◆ **What the task requires**
Copy the data that follows exactly. Include no pictures.

◆ **Available data**
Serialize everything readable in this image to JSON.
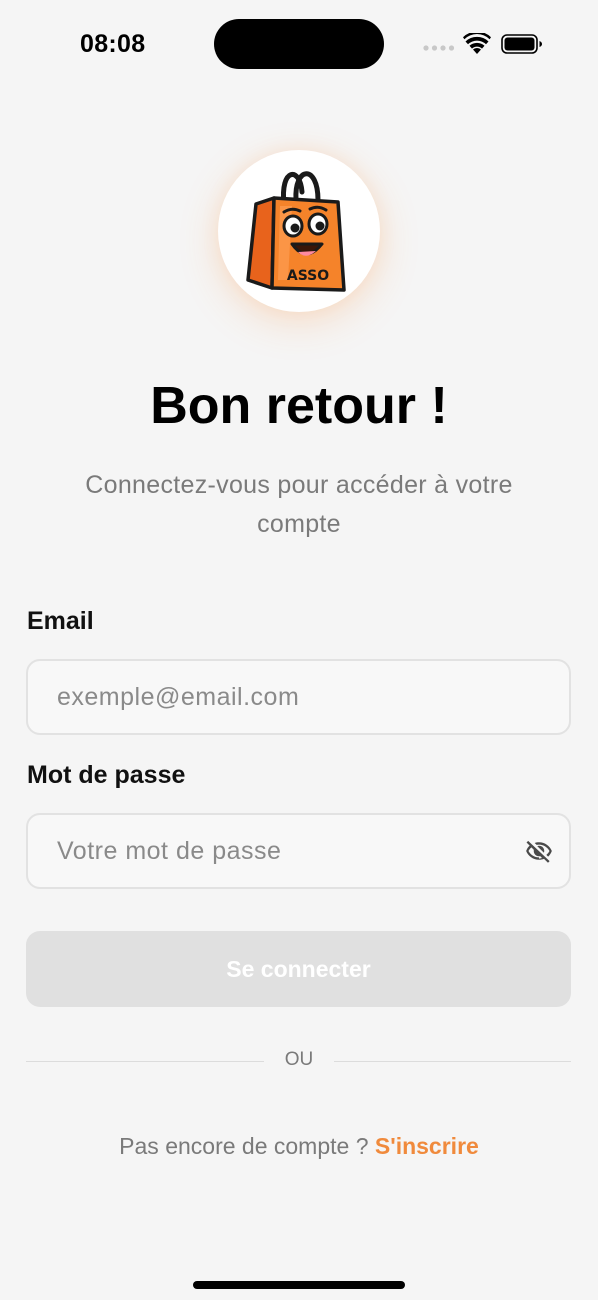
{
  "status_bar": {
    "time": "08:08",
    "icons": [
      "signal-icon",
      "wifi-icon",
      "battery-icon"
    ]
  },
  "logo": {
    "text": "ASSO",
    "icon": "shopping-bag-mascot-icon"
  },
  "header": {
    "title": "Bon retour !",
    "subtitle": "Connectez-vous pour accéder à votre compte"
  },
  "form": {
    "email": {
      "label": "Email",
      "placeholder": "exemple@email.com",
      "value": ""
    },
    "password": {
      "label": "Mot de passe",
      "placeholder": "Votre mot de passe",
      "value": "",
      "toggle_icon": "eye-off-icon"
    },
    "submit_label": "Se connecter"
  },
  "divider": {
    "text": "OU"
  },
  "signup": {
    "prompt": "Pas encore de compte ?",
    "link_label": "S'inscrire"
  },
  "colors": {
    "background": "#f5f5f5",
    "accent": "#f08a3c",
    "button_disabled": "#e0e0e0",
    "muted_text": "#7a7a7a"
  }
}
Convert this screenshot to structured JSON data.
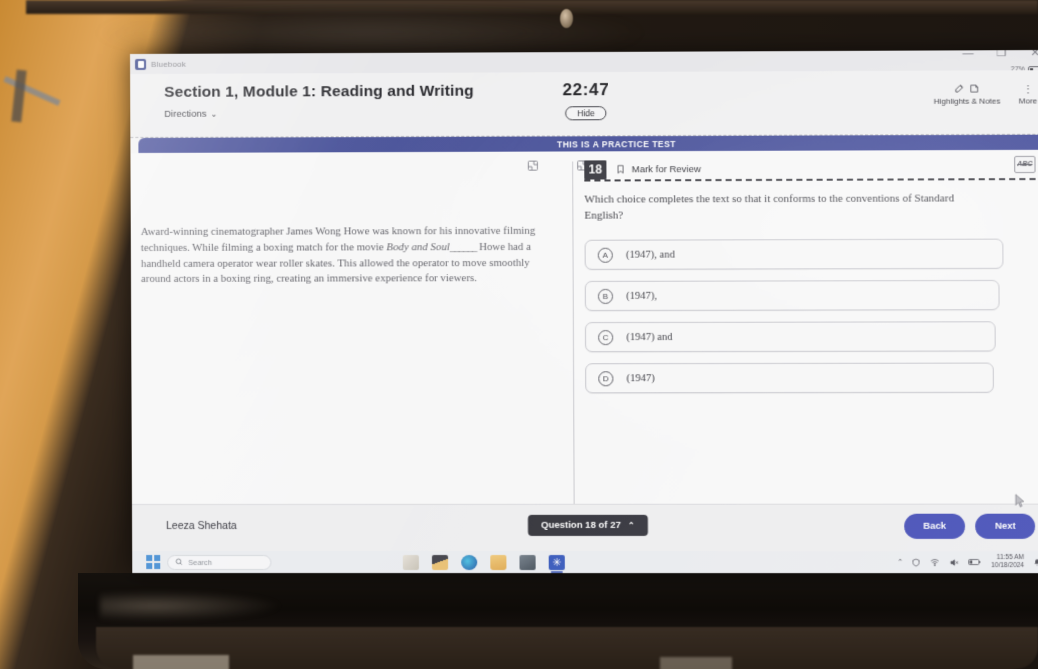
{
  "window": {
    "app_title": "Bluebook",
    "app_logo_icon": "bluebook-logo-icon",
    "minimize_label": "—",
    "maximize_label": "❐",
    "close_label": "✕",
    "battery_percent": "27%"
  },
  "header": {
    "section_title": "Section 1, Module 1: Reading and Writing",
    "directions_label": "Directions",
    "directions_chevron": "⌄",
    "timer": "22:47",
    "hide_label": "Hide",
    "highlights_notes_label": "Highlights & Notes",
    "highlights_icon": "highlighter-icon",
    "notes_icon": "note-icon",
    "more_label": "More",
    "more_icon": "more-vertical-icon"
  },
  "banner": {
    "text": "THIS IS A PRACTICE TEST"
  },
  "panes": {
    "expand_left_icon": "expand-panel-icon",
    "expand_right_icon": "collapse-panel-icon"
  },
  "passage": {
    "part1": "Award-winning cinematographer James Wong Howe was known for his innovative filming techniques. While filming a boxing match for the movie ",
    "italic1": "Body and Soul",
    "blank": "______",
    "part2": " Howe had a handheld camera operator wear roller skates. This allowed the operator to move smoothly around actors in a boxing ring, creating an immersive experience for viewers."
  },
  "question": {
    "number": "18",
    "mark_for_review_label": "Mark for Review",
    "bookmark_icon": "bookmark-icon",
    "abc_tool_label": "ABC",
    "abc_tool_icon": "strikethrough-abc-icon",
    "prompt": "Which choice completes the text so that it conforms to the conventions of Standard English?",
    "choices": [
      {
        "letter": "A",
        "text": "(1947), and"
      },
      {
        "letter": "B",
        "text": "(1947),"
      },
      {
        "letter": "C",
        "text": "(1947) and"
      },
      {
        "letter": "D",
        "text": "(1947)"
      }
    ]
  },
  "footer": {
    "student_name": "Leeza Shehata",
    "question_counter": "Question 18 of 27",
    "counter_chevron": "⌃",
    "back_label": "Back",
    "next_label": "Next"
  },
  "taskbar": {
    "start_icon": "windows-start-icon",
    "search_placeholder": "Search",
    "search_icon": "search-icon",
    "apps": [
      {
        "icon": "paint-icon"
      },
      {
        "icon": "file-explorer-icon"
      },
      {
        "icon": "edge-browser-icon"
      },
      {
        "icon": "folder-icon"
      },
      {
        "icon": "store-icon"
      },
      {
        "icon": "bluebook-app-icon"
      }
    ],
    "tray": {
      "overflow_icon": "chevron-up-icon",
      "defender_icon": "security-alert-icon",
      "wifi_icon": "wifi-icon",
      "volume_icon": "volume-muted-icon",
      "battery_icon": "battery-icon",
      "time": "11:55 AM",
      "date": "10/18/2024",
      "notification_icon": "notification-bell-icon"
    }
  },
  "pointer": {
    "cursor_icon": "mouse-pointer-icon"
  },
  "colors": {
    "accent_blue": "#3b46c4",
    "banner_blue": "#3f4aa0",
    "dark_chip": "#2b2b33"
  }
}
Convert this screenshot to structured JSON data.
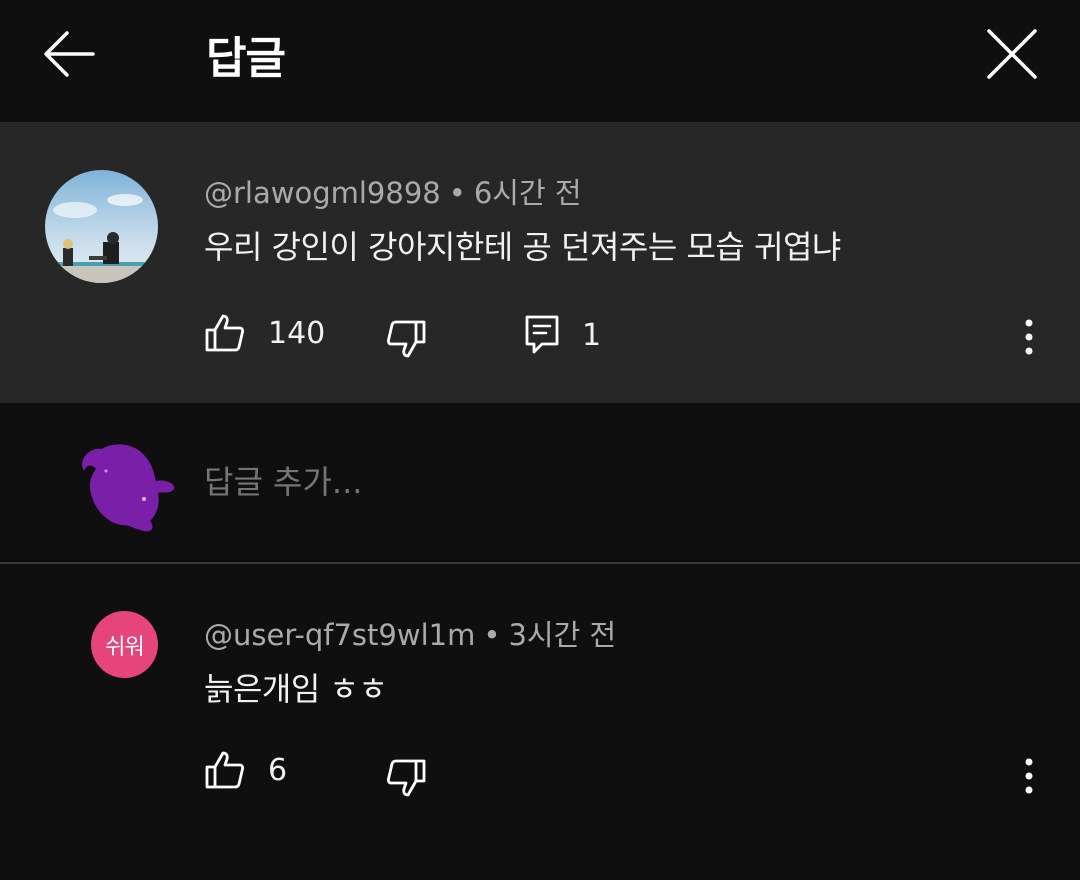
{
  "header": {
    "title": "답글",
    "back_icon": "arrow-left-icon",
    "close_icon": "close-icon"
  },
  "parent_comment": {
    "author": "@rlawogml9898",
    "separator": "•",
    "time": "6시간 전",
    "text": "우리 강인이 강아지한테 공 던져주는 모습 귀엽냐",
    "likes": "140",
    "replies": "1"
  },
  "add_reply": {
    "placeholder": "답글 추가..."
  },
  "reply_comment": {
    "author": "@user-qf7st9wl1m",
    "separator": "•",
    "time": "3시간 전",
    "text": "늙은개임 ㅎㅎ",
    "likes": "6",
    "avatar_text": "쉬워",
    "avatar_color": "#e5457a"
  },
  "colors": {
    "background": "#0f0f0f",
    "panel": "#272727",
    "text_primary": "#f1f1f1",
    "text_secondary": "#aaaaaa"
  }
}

◆ **Problem solution**
Serialize everything readable in this image to JSON.
{
  "status_bar": {
    "time": "08:08",
    "icons": [
      "signal-icon",
      "wifi-icon",
      "battery-icon"
    ]
  },
  "logo": {
    "text": "ASSO",
    "icon": "shopping-bag-mascot-icon"
  },
  "header": {
    "title": "Bon retour !",
    "subtitle": "Connectez-vous pour accéder à votre compte"
  },
  "form": {
    "email": {
      "label": "Email",
      "placeholder": "exemple@email.com",
      "value": ""
    },
    "password": {
      "label": "Mot de passe",
      "placeholder": "Votre mot de passe",
      "value": "",
      "toggle_icon": "eye-off-icon"
    },
    "submit_label": "Se connecter"
  },
  "divider": {
    "text": "OU"
  },
  "signup": {
    "prompt": "Pas encore de compte ?",
    "link_label": "S'inscrire"
  },
  "colors": {
    "background": "#f5f5f5",
    "accent": "#f08a3c",
    "button_disabled": "#e0e0e0",
    "muted_text": "#7a7a7a"
  }
}
Convert this screenshot to structured JSON data.
{
  "window": {
    "app_title": "Bluebook",
    "app_logo_icon": "bluebook-logo-icon",
    "minimize_label": "—",
    "maximize_label": "❐",
    "close_label": "✕",
    "battery_percent": "27%"
  },
  "header": {
    "section_title": "Section 1, Module 1: Reading and Writing",
    "directions_label": "Directions",
    "directions_chevron": "⌄",
    "timer": "22:47",
    "hide_label": "Hide",
    "highlights_notes_label": "Highlights & Notes",
    "highlights_icon": "highlighter-icon",
    "notes_icon": "note-icon",
    "more_label": "More",
    "more_icon": "more-vertical-icon"
  },
  "banner": {
    "text": "THIS IS A PRACTICE TEST"
  },
  "panes": {
    "expand_left_icon": "expand-panel-icon",
    "expand_right_icon": "collapse-panel-icon"
  },
  "passage": {
    "part1": "Award-winning cinematographer James Wong Howe was known for his innovative filming techniques. While filming a boxing match for the movie ",
    "italic1": "Body and Soul",
    "blank": "______",
    "part2": " Howe had a handheld camera operator wear roller skates. This allowed the operator to move smoothly around actors in a boxing ring, creating an immersive experience for viewers."
  },
  "question": {
    "number": "18",
    "mark_for_review_label": "Mark for Review",
    "bookmark_icon": "bookmark-icon",
    "abc_tool_label": "ABC",
    "abc_tool_icon": "strikethrough-abc-icon",
    "prompt": "Which choice completes the text so that it conforms to the conventions of Standard English?",
    "choices": [
      {
        "letter": "A",
        "text": "(1947), and"
      },
      {
        "letter": "B",
        "text": "(1947),"
      },
      {
        "letter": "C",
        "text": "(1947) and"
      },
      {
        "letter": "D",
        "text": "(1947)"
      }
    ]
  },
  "footer": {
    "student_name": "Leeza Shehata",
    "question_counter": "Question 18 of 27",
    "counter_chevron": "⌃",
    "back_label": "Back",
    "next_label": "Next"
  },
  "taskbar": {
    "start_icon": "windows-start-icon",
    "search_placeholder": "Search",
    "search_icon": "search-icon",
    "apps": [
      {
        "icon": "paint-icon"
      },
      {
        "icon": "file-explorer-icon"
      },
      {
        "icon": "edge-browser-icon"
      },
      {
        "icon": "folder-icon"
      },
      {
        "icon": "store-icon"
      },
      {
        "icon": "bluebook-app-icon"
      }
    ],
    "tray": {
      "overflow_icon": "chevron-up-icon",
      "defender_icon": "security-alert-icon",
      "wifi_icon": "wifi-icon",
      "volume_icon": "volume-muted-icon",
      "battery_icon": "battery-icon",
      "time": "11:55 AM",
      "date": "10/18/2024",
      "notification_icon": "notification-bell-icon"
    }
  },
  "pointer": {
    "cursor_icon": "mouse-pointer-icon"
  },
  "colors": {
    "accent_blue": "#3b46c4",
    "banner_blue": "#3f4aa0",
    "dark_chip": "#2b2b33"
  }
}
Convert this screenshot to structured JSON data.
{
  "header": {
    "title": "답글",
    "back_icon": "arrow-left-icon",
    "close_icon": "close-icon"
  },
  "parent_comment": {
    "author": "@rlawogml9898",
    "separator": "•",
    "time": "6시간 전",
    "text": "우리 강인이 강아지한테 공 던져주는 모습 귀엽냐",
    "likes": "140",
    "replies": "1"
  },
  "add_reply": {
    "placeholder": "답글 추가..."
  },
  "reply_comment": {
    "author": "@user-qf7st9wl1m",
    "separator": "•",
    "time": "3시간 전",
    "text": "늙은개임 ㅎㅎ",
    "likes": "6",
    "avatar_text": "쉬워",
    "avatar_color": "#e5457a"
  },
  "colors": {
    "background": "#0f0f0f",
    "panel": "#272727",
    "text_primary": "#f1f1f1",
    "text_secondary": "#aaaaaa"
  }
}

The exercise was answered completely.